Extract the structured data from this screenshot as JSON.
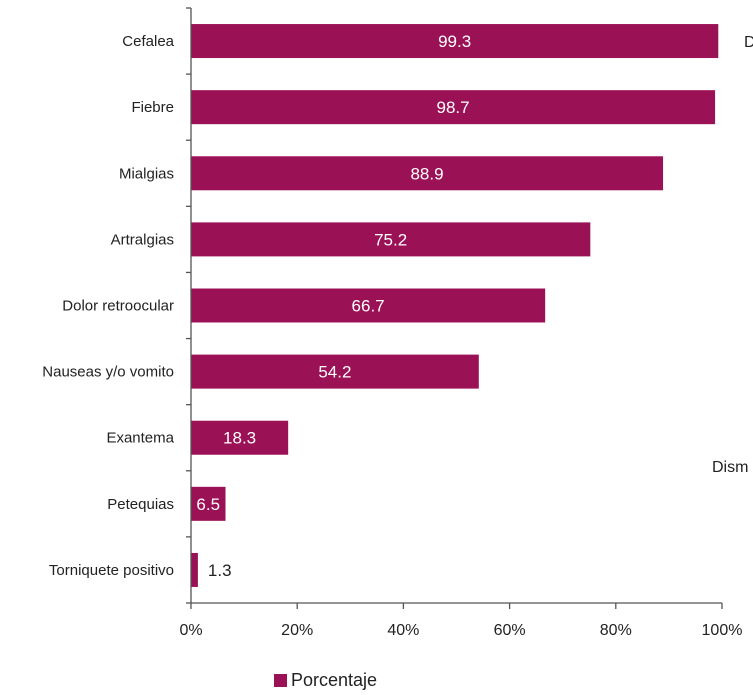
{
  "chart_data": {
    "type": "bar",
    "orientation": "horizontal",
    "categories": [
      "Cefalea",
      "Fiebre",
      "Mialgias",
      "Artralgias",
      "Dolor retroocular",
      "Nauseas y/o vomito",
      "Exantema",
      "Petequias",
      "Torniquete positivo"
    ],
    "series": [
      {
        "name": "Porcentaje",
        "values": [
          99.3,
          98.7,
          88.9,
          75.2,
          66.7,
          54.2,
          18.3,
          6.5,
          1.3
        ]
      }
    ],
    "x_ticks": [
      "0%",
      "20%",
      "40%",
      "60%",
      "80%",
      "100%"
    ],
    "xlim": [
      0,
      100
    ],
    "grid": false,
    "legend_position": "bottom",
    "bar_color": "#9B1156",
    "clipped_text": [
      "D",
      "Dism"
    ]
  }
}
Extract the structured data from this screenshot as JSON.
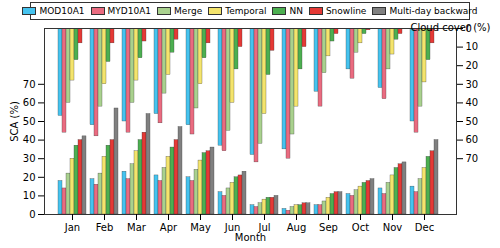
{
  "chart_data": {
    "type": "bar",
    "xlabel": "Month",
    "ylabel": "SCA (%)",
    "y2label": "Cloud cover (%)",
    "categories": [
      "Jan",
      "Feb",
      "Mar",
      "Apr",
      "May",
      "Jun",
      "Jul",
      "Aug",
      "Sep",
      "Oct",
      "Nov",
      "Dec"
    ],
    "ylim": [
      0,
      100
    ],
    "yticks": [
      0,
      10,
      20,
      30,
      40,
      50,
      60,
      70
    ],
    "y2lim": [
      100,
      0
    ],
    "y2ticks": [
      0,
      10,
      20,
      30,
      40,
      50,
      60,
      70
    ],
    "grid": false,
    "legend": "top",
    "series": [
      {
        "name": "MOD10A1",
        "color": "#45c3ef",
        "values": [
          18,
          19,
          23,
          21,
          20,
          12,
          5,
          3,
          5,
          11,
          14,
          15
        ],
        "cloud_cover": [
          47,
          52,
          50,
          46,
          52,
          63,
          68,
          65,
          34,
          22,
          32,
          50
        ]
      },
      {
        "name": "MYD10A1",
        "color": "#ea6b80",
        "values": [
          14,
          16,
          19,
          18,
          18,
          10,
          4,
          2,
          5,
          10,
          11,
          12
        ],
        "cloud_cover": [
          56,
          58,
          56,
          51,
          57,
          66,
          72,
          70,
          42,
          27,
          38,
          56
        ]
      },
      {
        "name": "Merge",
        "color": "#a9d18e",
        "values": [
          22,
          22,
          27,
          25,
          24,
          14,
          6,
          4,
          7,
          13,
          17,
          19
        ],
        "cloud_cover": [
          40,
          42,
          40,
          35,
          43,
          55,
          62,
          57,
          24,
          13,
          22,
          42
        ]
      },
      {
        "name": "Temporal",
        "color": "#f4e46c",
        "values": [
          30,
          31,
          34,
          31,
          29,
          17,
          8,
          5,
          9,
          15,
          21,
          25
        ],
        "cloud_cover": [
          28,
          30,
          28,
          25,
          30,
          40,
          46,
          42,
          15,
          8,
          14,
          29
        ]
      },
      {
        "name": "NN",
        "color": "#4caf50",
        "values": [
          37,
          37,
          40,
          36,
          33,
          20,
          9,
          5,
          11,
          17,
          25,
          31
        ],
        "cloud_cover": [
          17,
          18,
          16,
          13,
          16,
          22,
          25,
          22,
          7,
          3,
          6,
          17
        ]
      },
      {
        "name": "Snowline",
        "color": "#e53935",
        "values": [
          40,
          40,
          44,
          40,
          34,
          21,
          9,
          6,
          12,
          18,
          27,
          34
        ],
        "cloud_cover": [
          8,
          8,
          7,
          6,
          8,
          10,
          12,
          10,
          3,
          1,
          3,
          8
        ]
      },
      {
        "name": "Multi-day backward",
        "color": "#808080",
        "values": [
          42,
          57,
          54,
          47,
          36,
          23,
          10,
          6,
          12,
          19,
          28,
          40
        ],
        "cloud_cover": [
          0,
          0,
          0,
          0,
          0,
          0,
          0,
          0,
          0,
          0,
          0,
          0
        ]
      }
    ]
  }
}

- [GOAL]:
Leave out the pictures and transcribe the entries above exactly.

- [SOLUTION]:
Extract the structured data from this screenshot as JSON.
{
  "chart_data": {
    "type": "bar",
    "orientation": "horizontal",
    "categories": [
      "Cefalea",
      "Fiebre",
      "Mialgias",
      "Artralgias",
      "Dolor retroocular",
      "Nauseas y/o vomito",
      "Exantema",
      "Petequias",
      "Torniquete positivo"
    ],
    "series": [
      {
        "name": "Porcentaje",
        "values": [
          99.3,
          98.7,
          88.9,
          75.2,
          66.7,
          54.2,
          18.3,
          6.5,
          1.3
        ]
      }
    ],
    "x_ticks": [
      "0%",
      "20%",
      "40%",
      "60%",
      "80%",
      "100%"
    ],
    "xlim": [
      0,
      100
    ],
    "grid": false,
    "legend_position": "bottom",
    "bar_color": "#9B1156",
    "clipped_text": [
      "D",
      "Dism"
    ]
  }
}
Extract the structured data from this screenshot as JSON.
{
  "chart_data": {
    "type": "bar",
    "xlabel": "Month",
    "ylabel": "SCA (%)",
    "y2label": "Cloud cover (%)",
    "categories": [
      "Jan",
      "Feb",
      "Mar",
      "Apr",
      "May",
      "Jun",
      "Jul",
      "Aug",
      "Sep",
      "Oct",
      "Nov",
      "Dec"
    ],
    "ylim": [
      0,
      100
    ],
    "yticks": [
      0,
      10,
      20,
      30,
      40,
      50,
      60,
      70
    ],
    "y2lim": [
      100,
      0
    ],
    "y2ticks": [
      0,
      10,
      20,
      30,
      40,
      50,
      60,
      70
    ],
    "grid": false,
    "legend": "top",
    "series": [
      {
        "name": "MOD10A1",
        "color": "#45c3ef",
        "values": [
          18,
          19,
          23,
          21,
          20,
          12,
          5,
          3,
          5,
          11,
          14,
          15
        ],
        "cloud_cover": [
          47,
          52,
          50,
          46,
          52,
          63,
          68,
          65,
          34,
          22,
          32,
          50
        ]
      },
      {
        "name": "MYD10A1",
        "color": "#ea6b80",
        "values": [
          14,
          16,
          19,
          18,
          18,
          10,
          4,
          2,
          5,
          10,
          11,
          12
        ],
        "cloud_cover": [
          56,
          58,
          56,
          51,
          57,
          66,
          72,
          70,
          42,
          27,
          38,
          56
        ]
      },
      {
        "name": "Merge",
        "color": "#a9d18e",
        "values": [
          22,
          22,
          27,
          25,
          24,
          14,
          6,
          4,
          7,
          13,
          17,
          19
        ],
        "cloud_cover": [
          40,
          42,
          40,
          35,
          43,
          55,
          62,
          57,
          24,
          13,
          22,
          42
        ]
      },
      {
        "name": "Temporal",
        "color": "#f4e46c",
        "values": [
          30,
          31,
          34,
          31,
          29,
          17,
          8,
          5,
          9,
          15,
          21,
          25
        ],
        "cloud_cover": [
          28,
          30,
          28,
          25,
          30,
          40,
          46,
          42,
          15,
          8,
          14,
          29
        ]
      },
      {
        "name": "NN",
        "color": "#4caf50",
        "values": [
          37,
          37,
          40,
          36,
          33,
          20,
          9,
          5,
          11,
          17,
          25,
          31
        ],
        "cloud_cover": [
          17,
          18,
          16,
          13,
          16,
          22,
          25,
          22,
          7,
          3,
          6,
          17
        ]
      },
      {
        "name": "Snowline",
        "color": "#e53935",
        "values": [
          40,
          40,
          44,
          40,
          34,
          21,
          9,
          6,
          12,
          18,
          27,
          34
        ],
        "cloud_cover": [
          8,
          8,
          7,
          6,
          8,
          10,
          12,
          10,
          3,
          1,
          3,
          8
        ]
      },
      {
        "name": "Multi-day backward",
        "color": "#808080",
        "values": [
          42,
          57,
          54,
          47,
          36,
          23,
          10,
          6,
          12,
          19,
          28,
          40
        ],
        "cloud_cover": [
          0,
          0,
          0,
          0,
          0,
          0,
          0,
          0,
          0,
          0,
          0,
          0
        ]
      }
    ]
  }
}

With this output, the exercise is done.